* begin DATA IN THIS EXERCISE *
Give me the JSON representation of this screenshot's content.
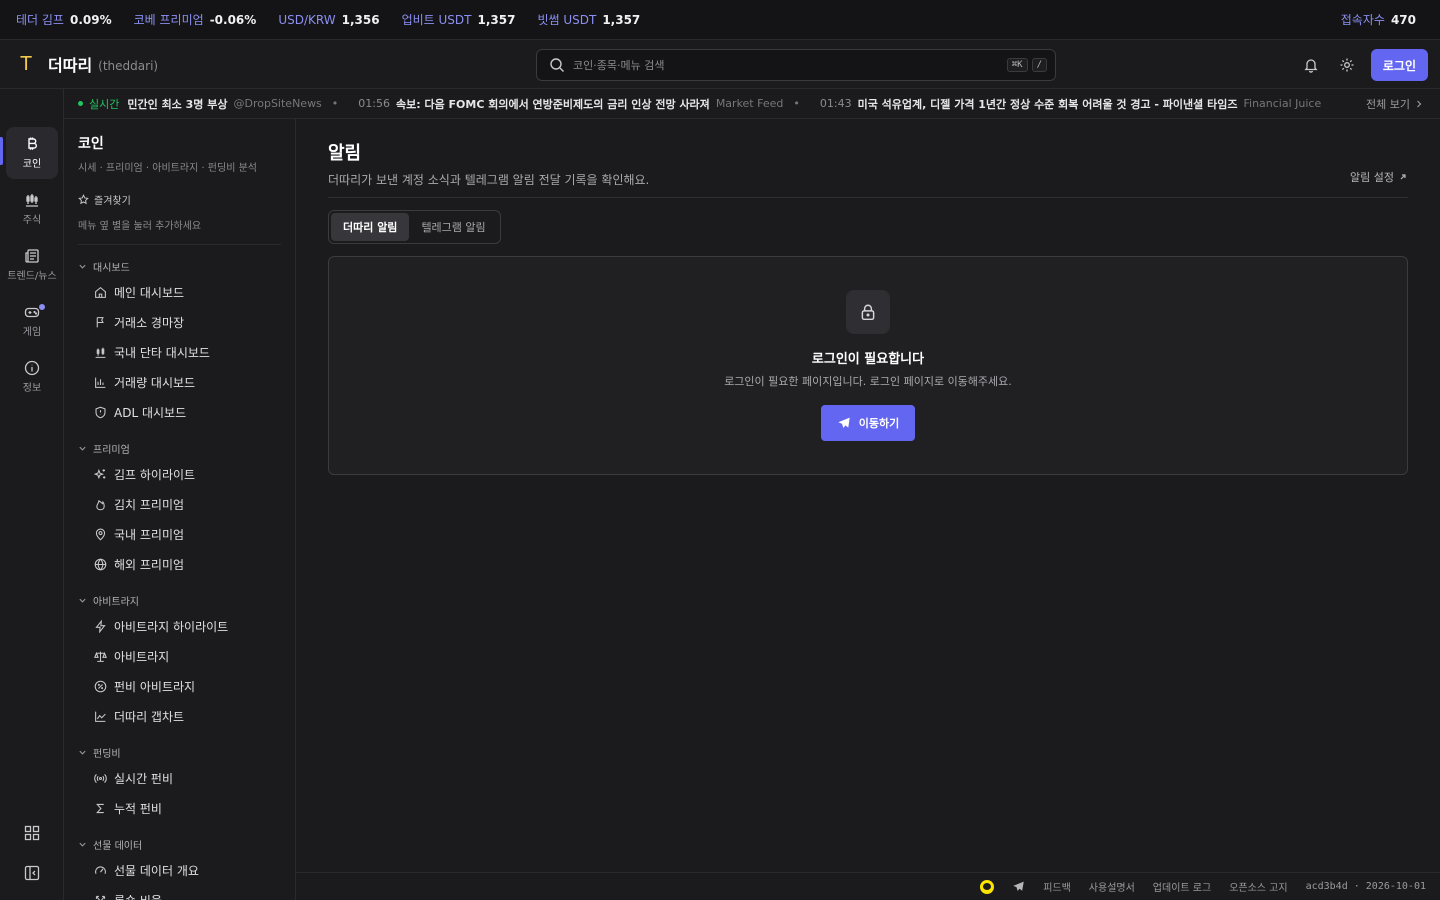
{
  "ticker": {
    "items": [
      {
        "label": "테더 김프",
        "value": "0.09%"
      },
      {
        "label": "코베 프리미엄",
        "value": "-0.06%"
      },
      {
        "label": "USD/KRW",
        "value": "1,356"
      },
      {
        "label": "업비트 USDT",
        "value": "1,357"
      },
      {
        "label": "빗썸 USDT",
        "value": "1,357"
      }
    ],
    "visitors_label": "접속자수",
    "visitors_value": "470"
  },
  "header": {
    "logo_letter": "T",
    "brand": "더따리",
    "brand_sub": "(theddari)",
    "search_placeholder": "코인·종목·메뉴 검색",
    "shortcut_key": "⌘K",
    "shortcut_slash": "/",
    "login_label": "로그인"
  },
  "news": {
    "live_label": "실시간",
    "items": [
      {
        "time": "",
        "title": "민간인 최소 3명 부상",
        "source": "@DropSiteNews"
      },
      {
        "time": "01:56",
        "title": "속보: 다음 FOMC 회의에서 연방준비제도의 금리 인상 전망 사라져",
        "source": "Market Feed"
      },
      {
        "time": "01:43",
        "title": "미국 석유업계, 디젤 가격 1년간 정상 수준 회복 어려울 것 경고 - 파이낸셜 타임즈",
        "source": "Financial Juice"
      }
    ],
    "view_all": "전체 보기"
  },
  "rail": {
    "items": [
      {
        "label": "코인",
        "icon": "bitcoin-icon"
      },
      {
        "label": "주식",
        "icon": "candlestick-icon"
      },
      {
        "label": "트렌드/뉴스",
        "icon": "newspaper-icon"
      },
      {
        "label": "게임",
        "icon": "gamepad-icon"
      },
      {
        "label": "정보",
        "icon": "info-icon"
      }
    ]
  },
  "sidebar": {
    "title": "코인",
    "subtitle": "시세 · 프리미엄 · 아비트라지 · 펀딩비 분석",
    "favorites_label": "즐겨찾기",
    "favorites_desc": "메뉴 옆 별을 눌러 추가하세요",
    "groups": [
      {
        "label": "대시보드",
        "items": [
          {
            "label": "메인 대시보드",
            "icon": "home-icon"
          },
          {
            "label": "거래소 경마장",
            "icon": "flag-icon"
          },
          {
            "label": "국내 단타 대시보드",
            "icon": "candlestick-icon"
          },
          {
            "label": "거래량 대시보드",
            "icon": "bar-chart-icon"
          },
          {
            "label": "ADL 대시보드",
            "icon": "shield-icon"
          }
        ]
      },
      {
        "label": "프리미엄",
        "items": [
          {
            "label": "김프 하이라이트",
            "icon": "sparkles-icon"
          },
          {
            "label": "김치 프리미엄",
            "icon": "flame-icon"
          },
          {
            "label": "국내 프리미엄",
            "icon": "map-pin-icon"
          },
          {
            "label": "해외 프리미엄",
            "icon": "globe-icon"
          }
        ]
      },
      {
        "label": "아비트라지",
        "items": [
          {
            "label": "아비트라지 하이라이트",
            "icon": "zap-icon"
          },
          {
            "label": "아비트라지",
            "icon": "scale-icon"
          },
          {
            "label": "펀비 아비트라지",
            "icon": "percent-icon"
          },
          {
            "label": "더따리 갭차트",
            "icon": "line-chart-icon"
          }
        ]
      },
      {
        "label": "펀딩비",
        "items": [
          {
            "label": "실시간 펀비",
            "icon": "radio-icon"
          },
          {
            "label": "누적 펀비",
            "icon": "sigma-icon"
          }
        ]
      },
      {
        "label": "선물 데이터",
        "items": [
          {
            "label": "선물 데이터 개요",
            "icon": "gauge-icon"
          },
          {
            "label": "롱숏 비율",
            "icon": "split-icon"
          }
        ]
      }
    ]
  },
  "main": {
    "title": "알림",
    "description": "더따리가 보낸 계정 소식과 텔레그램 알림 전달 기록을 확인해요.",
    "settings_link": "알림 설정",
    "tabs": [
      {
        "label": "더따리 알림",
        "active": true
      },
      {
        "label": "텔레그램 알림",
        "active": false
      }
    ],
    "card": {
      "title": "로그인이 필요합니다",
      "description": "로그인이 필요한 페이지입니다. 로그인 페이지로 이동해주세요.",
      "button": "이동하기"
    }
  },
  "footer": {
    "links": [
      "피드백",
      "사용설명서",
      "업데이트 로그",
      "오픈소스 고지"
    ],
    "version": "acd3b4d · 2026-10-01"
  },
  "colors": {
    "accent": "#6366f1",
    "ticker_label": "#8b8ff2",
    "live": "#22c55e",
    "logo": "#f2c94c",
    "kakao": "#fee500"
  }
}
* end DATA IN THIS EXERCISE *
• **AIM OF THE TASK**: In the listing above, find each line with the word "chart" and copy it.

• **WRITTEN ANSWER**:
            "icon": "bar-chart-icon"
            "icon": "line-chart-icon"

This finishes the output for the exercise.